WHAT IS NEEDED:
Below are records. Copy every line with "Mobile" in it.

::::

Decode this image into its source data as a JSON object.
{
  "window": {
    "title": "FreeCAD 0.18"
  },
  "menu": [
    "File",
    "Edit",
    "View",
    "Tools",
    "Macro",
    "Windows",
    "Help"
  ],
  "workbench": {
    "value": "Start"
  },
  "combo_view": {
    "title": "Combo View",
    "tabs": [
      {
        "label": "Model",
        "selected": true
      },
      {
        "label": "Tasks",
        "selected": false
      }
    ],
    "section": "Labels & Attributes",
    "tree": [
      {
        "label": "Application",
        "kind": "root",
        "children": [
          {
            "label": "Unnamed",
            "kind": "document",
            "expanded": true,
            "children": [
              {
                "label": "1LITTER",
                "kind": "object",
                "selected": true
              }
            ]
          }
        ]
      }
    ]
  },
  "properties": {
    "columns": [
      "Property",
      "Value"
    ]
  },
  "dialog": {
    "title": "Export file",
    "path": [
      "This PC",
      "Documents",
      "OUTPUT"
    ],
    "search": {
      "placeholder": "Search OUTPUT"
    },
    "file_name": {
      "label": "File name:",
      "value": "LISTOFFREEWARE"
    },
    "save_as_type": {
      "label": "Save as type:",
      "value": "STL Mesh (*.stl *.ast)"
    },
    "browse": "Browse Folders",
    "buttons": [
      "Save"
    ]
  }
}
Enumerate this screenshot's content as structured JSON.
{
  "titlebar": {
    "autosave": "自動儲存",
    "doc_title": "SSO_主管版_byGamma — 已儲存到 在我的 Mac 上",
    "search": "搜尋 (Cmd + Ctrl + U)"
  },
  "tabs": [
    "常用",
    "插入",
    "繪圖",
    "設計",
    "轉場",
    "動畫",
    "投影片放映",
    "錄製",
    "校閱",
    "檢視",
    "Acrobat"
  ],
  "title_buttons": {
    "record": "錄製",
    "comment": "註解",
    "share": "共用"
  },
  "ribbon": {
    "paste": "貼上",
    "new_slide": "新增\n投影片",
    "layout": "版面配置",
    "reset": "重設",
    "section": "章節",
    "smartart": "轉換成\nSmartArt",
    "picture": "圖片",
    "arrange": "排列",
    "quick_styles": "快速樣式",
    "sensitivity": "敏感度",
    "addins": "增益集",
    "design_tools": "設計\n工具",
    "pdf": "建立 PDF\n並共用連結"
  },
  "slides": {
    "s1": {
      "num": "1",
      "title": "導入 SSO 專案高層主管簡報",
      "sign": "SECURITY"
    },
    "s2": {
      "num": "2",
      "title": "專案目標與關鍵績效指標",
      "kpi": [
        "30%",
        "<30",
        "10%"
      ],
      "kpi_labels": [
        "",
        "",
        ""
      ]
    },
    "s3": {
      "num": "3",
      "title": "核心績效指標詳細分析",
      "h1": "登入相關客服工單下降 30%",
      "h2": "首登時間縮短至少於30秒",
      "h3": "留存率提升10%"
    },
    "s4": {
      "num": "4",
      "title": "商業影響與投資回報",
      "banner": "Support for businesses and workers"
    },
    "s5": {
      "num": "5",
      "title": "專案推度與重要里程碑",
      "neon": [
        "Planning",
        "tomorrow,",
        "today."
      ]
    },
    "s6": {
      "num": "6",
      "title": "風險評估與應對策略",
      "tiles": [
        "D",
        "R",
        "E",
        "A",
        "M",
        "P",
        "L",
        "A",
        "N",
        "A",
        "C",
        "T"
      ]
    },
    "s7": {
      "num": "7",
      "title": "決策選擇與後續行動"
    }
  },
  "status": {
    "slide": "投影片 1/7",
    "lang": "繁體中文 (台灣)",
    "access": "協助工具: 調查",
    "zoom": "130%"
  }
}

::::

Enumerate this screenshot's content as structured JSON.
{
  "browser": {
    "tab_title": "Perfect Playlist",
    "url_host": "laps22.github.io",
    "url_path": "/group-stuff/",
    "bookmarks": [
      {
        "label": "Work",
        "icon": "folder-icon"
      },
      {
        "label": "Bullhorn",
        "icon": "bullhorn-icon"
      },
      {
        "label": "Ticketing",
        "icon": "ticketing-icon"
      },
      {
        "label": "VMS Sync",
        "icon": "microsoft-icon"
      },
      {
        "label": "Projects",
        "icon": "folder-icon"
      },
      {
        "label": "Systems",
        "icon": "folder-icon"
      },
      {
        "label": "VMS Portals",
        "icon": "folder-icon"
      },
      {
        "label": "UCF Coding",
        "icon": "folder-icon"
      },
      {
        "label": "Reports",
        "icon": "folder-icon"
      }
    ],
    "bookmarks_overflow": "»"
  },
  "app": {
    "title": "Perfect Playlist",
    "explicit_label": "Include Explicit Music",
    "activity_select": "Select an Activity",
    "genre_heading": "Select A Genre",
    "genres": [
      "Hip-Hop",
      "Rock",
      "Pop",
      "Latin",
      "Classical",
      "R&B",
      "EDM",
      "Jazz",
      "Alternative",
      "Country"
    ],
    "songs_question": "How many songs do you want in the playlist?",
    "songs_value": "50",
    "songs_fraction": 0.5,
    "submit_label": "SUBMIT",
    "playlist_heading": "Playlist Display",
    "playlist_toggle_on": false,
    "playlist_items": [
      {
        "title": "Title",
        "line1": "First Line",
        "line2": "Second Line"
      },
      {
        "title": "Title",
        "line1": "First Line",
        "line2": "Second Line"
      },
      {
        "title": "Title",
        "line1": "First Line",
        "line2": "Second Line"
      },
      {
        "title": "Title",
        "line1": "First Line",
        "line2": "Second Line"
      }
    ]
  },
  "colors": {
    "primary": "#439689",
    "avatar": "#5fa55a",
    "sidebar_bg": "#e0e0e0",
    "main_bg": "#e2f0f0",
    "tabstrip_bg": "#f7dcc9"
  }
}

::::

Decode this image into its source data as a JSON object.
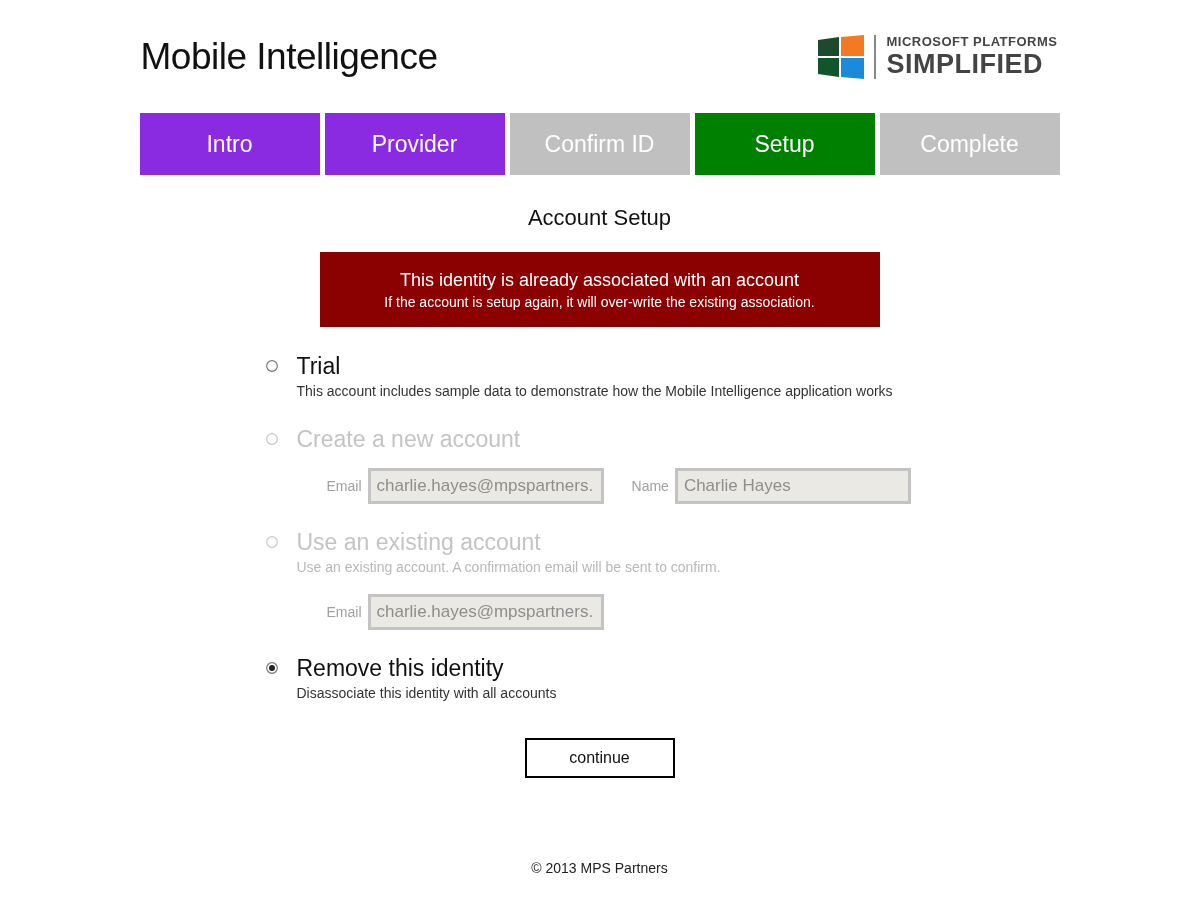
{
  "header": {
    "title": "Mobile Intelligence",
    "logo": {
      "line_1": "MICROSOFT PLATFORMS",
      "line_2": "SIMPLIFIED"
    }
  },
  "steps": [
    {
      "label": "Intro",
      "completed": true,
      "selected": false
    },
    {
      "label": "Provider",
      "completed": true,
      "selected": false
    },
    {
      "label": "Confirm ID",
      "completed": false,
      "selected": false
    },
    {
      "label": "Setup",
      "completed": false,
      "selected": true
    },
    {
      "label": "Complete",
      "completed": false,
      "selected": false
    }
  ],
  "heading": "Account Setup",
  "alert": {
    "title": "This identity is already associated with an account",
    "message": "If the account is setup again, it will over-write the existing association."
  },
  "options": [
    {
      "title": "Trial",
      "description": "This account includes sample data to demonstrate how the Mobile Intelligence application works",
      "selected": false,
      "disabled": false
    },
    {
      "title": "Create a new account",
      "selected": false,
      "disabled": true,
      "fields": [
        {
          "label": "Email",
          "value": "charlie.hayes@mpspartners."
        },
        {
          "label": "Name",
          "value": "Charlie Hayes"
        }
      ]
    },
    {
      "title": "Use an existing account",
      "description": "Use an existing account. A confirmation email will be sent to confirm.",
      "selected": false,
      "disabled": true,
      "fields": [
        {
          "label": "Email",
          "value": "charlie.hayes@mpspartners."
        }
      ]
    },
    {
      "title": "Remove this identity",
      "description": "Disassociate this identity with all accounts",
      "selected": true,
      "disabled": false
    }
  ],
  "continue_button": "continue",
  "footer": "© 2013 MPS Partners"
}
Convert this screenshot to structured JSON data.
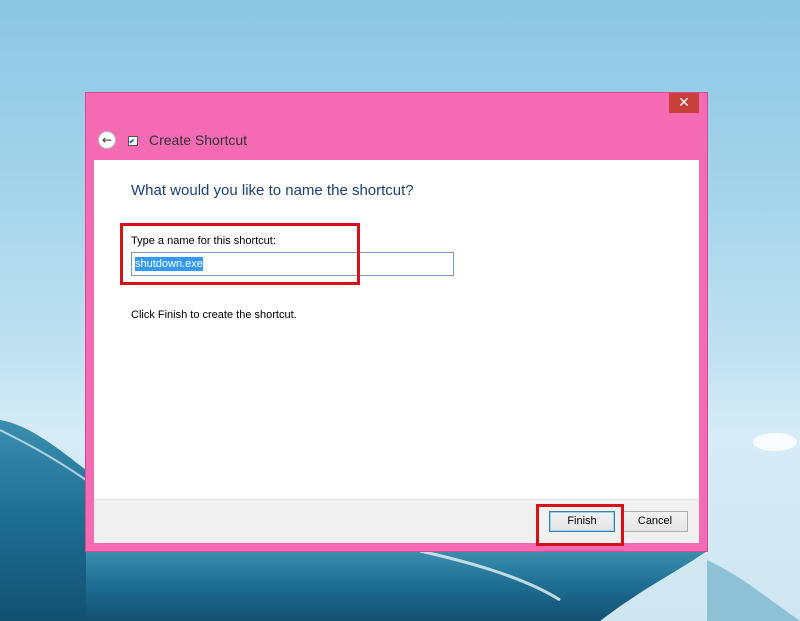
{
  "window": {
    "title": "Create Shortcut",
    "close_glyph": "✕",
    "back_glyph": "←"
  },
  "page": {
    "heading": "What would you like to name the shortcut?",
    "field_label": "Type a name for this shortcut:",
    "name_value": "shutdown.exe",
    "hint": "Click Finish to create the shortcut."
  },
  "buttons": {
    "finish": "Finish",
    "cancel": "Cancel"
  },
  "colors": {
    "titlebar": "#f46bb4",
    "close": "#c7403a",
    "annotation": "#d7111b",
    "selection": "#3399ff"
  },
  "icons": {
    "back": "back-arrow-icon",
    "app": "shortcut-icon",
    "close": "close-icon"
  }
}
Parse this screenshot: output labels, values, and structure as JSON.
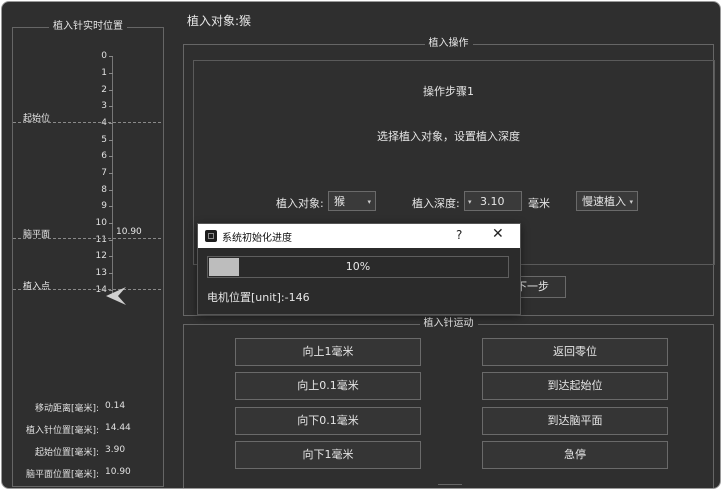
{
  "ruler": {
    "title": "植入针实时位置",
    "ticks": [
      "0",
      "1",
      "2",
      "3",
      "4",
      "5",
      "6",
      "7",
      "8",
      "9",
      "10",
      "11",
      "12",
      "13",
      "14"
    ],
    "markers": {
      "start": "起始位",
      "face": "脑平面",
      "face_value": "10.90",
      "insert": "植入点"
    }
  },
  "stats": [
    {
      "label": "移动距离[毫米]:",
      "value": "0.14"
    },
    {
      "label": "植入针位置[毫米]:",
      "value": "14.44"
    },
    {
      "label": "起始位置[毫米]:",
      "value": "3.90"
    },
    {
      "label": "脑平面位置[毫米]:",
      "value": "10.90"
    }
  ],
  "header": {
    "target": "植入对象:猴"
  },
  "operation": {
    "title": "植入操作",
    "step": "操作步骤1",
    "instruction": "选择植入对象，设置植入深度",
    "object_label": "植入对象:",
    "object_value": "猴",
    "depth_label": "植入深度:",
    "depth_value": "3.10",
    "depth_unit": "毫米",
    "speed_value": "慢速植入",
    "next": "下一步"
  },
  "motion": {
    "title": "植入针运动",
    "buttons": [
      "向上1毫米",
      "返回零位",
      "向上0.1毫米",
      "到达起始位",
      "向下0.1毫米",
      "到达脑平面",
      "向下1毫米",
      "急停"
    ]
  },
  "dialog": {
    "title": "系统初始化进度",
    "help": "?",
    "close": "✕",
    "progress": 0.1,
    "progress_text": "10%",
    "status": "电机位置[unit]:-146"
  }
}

::::

EXPECTED ANSWER:
    "title": "Mobile Intelligence",
      "description": "This account includes sample data to demonstrate how the Mobile Intelligence application works",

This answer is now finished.